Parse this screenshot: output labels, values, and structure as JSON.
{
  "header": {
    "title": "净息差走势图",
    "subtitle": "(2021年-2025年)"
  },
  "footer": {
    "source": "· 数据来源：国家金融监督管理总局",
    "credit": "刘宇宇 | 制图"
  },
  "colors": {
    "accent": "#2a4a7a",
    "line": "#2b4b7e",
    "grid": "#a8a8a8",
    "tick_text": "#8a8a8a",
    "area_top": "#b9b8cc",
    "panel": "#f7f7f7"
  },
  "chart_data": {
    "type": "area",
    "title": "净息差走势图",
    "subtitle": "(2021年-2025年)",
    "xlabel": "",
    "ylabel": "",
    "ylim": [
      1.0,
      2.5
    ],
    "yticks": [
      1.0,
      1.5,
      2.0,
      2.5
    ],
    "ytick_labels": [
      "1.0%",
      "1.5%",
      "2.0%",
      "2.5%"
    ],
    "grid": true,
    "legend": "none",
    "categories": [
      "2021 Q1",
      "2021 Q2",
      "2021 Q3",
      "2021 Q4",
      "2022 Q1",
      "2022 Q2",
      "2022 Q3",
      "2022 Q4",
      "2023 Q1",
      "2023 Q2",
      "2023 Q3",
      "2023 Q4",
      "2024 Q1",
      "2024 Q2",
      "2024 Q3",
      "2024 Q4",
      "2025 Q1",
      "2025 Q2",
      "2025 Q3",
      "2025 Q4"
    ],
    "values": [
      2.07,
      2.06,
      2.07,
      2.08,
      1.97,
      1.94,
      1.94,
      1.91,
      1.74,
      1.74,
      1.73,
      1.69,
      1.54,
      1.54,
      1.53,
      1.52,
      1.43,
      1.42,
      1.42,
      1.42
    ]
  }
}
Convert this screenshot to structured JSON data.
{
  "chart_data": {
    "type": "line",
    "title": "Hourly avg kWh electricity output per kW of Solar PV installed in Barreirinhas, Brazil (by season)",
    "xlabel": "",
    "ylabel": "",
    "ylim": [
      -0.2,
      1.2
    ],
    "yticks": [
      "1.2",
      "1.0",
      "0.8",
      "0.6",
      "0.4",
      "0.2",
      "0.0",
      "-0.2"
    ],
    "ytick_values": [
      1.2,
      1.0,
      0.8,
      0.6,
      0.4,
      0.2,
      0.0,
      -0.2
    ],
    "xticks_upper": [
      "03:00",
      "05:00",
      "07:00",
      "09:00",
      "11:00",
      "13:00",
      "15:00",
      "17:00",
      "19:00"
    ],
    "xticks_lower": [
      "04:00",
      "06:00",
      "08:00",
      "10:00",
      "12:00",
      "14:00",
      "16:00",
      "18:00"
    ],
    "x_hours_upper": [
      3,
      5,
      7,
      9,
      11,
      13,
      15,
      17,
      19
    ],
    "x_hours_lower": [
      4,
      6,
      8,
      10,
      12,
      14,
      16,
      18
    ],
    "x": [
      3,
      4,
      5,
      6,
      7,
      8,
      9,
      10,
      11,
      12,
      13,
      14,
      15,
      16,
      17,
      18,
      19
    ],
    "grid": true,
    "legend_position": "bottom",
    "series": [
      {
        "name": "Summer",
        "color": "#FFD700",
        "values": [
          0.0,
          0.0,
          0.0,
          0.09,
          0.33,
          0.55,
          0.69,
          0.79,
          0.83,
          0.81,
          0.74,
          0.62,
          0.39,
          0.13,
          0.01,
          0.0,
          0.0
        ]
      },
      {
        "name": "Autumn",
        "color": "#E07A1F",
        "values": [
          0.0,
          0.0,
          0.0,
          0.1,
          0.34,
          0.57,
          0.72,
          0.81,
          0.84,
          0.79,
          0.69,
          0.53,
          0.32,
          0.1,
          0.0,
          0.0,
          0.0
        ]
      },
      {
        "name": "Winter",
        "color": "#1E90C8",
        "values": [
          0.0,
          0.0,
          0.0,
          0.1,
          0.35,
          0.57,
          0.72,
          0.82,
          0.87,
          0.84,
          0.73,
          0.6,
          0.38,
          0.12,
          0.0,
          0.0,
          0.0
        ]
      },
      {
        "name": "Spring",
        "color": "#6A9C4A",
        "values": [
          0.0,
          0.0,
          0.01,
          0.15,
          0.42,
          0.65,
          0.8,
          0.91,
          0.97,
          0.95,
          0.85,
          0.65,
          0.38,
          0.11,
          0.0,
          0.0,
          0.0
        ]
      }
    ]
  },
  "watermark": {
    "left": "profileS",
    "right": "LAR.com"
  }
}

◆ Aim ◆
Nothing may be left out: return each entry exactly as it reads.

◆ Solved problem ◆
Parse this screenshot: output labels, values, and structure as JSON.
{
  "header": {
    "title": "净息差走势图",
    "subtitle": "(2021年-2025年)"
  },
  "footer": {
    "source": "· 数据来源：国家金融监督管理总局",
    "credit": "刘宇宇 | 制图"
  },
  "colors": {
    "accent": "#2a4a7a",
    "line": "#2b4b7e",
    "grid": "#a8a8a8",
    "tick_text": "#8a8a8a",
    "area_top": "#b9b8cc",
    "panel": "#f7f7f7"
  },
  "chart_data": {
    "type": "area",
    "title": "净息差走势图",
    "subtitle": "(2021年-2025年)",
    "xlabel": "",
    "ylabel": "",
    "ylim": [
      1.0,
      2.5
    ],
    "yticks": [
      1.0,
      1.5,
      2.0,
      2.5
    ],
    "ytick_labels": [
      "1.0%",
      "1.5%",
      "2.0%",
      "2.5%"
    ],
    "grid": true,
    "legend": "none",
    "categories": [
      "2021 Q1",
      "2021 Q2",
      "2021 Q3",
      "2021 Q4",
      "2022 Q1",
      "2022 Q2",
      "2022 Q3",
      "2022 Q4",
      "2023 Q1",
      "2023 Q2",
      "2023 Q3",
      "2023 Q4",
      "2024 Q1",
      "2024 Q2",
      "2024 Q3",
      "2024 Q4",
      "2025 Q1",
      "2025 Q2",
      "2025 Q3",
      "2025 Q4"
    ],
    "values": [
      2.07,
      2.06,
      2.07,
      2.08,
      1.97,
      1.94,
      1.94,
      1.91,
      1.74,
      1.74,
      1.73,
      1.69,
      1.54,
      1.54,
      1.53,
      1.52,
      1.43,
      1.42,
      1.42,
      1.42
    ]
  }
}
Convert this screenshot to structured JSON data.
{
  "chart_data": {
    "type": "line",
    "title": "Hourly avg kWh electricity output per kW of Solar PV installed in Barreirinhas, Brazil (by season)",
    "xlabel": "",
    "ylabel": "",
    "ylim": [
      -0.2,
      1.2
    ],
    "yticks": [
      "1.2",
      "1.0",
      "0.8",
      "0.6",
      "0.4",
      "0.2",
      "0.0",
      "-0.2"
    ],
    "ytick_values": [
      1.2,
      1.0,
      0.8,
      0.6,
      0.4,
      0.2,
      0.0,
      -0.2
    ],
    "xticks_upper": [
      "03:00",
      "05:00",
      "07:00",
      "09:00",
      "11:00",
      "13:00",
      "15:00",
      "17:00",
      "19:00"
    ],
    "xticks_lower": [
      "04:00",
      "06:00",
      "08:00",
      "10:00",
      "12:00",
      "14:00",
      "16:00",
      "18:00"
    ],
    "x_hours_upper": [
      3,
      5,
      7,
      9,
      11,
      13,
      15,
      17,
      19
    ],
    "x_hours_lower": [
      4,
      6,
      8,
      10,
      12,
      14,
      16,
      18
    ],
    "x": [
      3,
      4,
      5,
      6,
      7,
      8,
      9,
      10,
      11,
      12,
      13,
      14,
      15,
      16,
      17,
      18,
      19
    ],
    "grid": true,
    "legend_position": "bottom",
    "series": [
      {
        "name": "Summer",
        "color": "#FFD700",
        "values": [
          0.0,
          0.0,
          0.0,
          0.09,
          0.33,
          0.55,
          0.69,
          0.79,
          0.83,
          0.81,
          0.74,
          0.62,
          0.39,
          0.13,
          0.01,
          0.0,
          0.0
        ]
      },
      {
        "name": "Autumn",
        "color": "#E07A1F",
        "values": [
          0.0,
          0.0,
          0.0,
          0.1,
          0.34,
          0.57,
          0.72,
          0.81,
          0.84,
          0.79,
          0.69,
          0.53,
          0.32,
          0.1,
          0.0,
          0.0,
          0.0
        ]
      },
      {
        "name": "Winter",
        "color": "#1E90C8",
        "values": [
          0.0,
          0.0,
          0.0,
          0.1,
          0.35,
          0.57,
          0.72,
          0.82,
          0.87,
          0.84,
          0.73,
          0.6,
          0.38,
          0.12,
          0.0,
          0.0,
          0.0
        ]
      },
      {
        "name": "Spring",
        "color": "#6A9C4A",
        "values": [
          0.0,
          0.0,
          0.01,
          0.15,
          0.42,
          0.65,
          0.8,
          0.91,
          0.97,
          0.95,
          0.85,
          0.65,
          0.38,
          0.11,
          0.0,
          0.0,
          0.0
        ]
      }
    ]
  },
  "watermark": {
    "left": "profileS",
    "right": "LAR.com"
  }
}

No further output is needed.